To do: Every line of the material that follows must be printed again exactly.

Extracted information:
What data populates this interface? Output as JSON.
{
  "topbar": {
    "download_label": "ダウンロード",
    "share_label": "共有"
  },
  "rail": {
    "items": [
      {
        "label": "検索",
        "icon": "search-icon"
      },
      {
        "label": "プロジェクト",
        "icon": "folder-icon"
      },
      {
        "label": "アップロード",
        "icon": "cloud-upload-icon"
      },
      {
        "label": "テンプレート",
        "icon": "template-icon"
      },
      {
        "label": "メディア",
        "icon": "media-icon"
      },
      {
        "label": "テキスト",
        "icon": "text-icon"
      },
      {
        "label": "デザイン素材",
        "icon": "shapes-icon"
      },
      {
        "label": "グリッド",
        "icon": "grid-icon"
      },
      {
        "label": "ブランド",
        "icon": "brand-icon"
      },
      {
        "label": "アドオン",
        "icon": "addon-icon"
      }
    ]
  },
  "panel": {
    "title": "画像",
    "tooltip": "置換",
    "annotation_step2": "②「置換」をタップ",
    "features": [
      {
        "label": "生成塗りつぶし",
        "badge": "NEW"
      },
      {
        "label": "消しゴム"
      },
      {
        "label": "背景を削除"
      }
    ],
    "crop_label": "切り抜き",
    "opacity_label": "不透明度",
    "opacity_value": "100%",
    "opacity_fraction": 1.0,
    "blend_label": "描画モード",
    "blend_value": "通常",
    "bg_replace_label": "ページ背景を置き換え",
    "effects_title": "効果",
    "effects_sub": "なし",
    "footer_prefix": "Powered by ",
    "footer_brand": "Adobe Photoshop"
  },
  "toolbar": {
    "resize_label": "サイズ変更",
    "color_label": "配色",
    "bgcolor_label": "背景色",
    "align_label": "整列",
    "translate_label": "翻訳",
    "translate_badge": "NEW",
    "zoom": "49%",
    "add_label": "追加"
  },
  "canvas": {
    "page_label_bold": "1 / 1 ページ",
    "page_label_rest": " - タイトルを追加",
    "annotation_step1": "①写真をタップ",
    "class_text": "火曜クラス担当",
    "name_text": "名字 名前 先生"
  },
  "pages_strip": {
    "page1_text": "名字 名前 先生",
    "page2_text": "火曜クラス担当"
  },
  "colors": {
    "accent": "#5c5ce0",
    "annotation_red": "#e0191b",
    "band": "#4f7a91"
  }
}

Solution to the exercise:
What data populates this interface? Output as JSON.
{
  "topbar": {
    "download_label": "ダウンロード",
    "share_label": "共有"
  },
  "rail": {
    "items": [
      {
        "label": "検索",
        "icon": "search-icon"
      },
      {
        "label": "プロジェクト",
        "icon": "folder-icon"
      },
      {
        "label": "アップロード",
        "icon": "cloud-upload-icon"
      },
      {
        "label": "テンプレート",
        "icon": "template-icon"
      },
      {
        "label": "メディア",
        "icon": "media-icon"
      },
      {
        "label": "テキスト",
        "icon": "text-icon"
      },
      {
        "label": "デザイン素材",
        "icon": "shapes-icon"
      },
      {
        "label": "グリッド",
        "icon": "grid-icon"
      },
      {
        "label": "ブランド",
        "icon": "brand-icon"
      },
      {
        "label": "アドオン",
        "icon": "addon-icon"
      }
    ]
  },
  "panel": {
    "title": "画像",
    "tooltip": "置換",
    "annotation_step2": "②「置換」をタップ",
    "features": [
      {
        "label": "生成塗りつぶし",
        "badge": "NEW"
      },
      {
        "label": "消しゴム"
      },
      {
        "label": "背景を削除"
      }
    ],
    "crop_label": "切り抜き",
    "opacity_label": "不透明度",
    "opacity_value": "100%",
    "opacity_fraction": 1.0,
    "blend_label": "描画モード",
    "blend_value": "通常",
    "bg_replace_label": "ページ背景を置き換え",
    "effects_title": "効果",
    "effects_sub": "なし",
    "footer_prefix": "Powered by ",
    "footer_brand": "Adobe Photoshop"
  },
  "toolbar": {
    "resize_label": "サイズ変更",
    "color_label": "配色",
    "bgcolor_label": "背景色",
    "align_label": "整列",
    "translate_label": "翻訳",
    "translate_badge": "NEW",
    "zoom": "49%",
    "add_label": "追加"
  },
  "canvas": {
    "page_label_bold": "1 / 1 ページ",
    "page_label_rest": " - タイトルを追加",
    "annotation_step1": "①写真をタップ",
    "class_text": "火曜クラス担当",
    "name_text": "名字 名前 先生"
  },
  "pages_strip": {
    "page1_text": "名字 名前 先生",
    "page2_text": "火曜クラス担当"
  },
  "colors": {
    "accent": "#5c5ce0",
    "annotation_red": "#e0191b",
    "band": "#4f7a91"
  }
}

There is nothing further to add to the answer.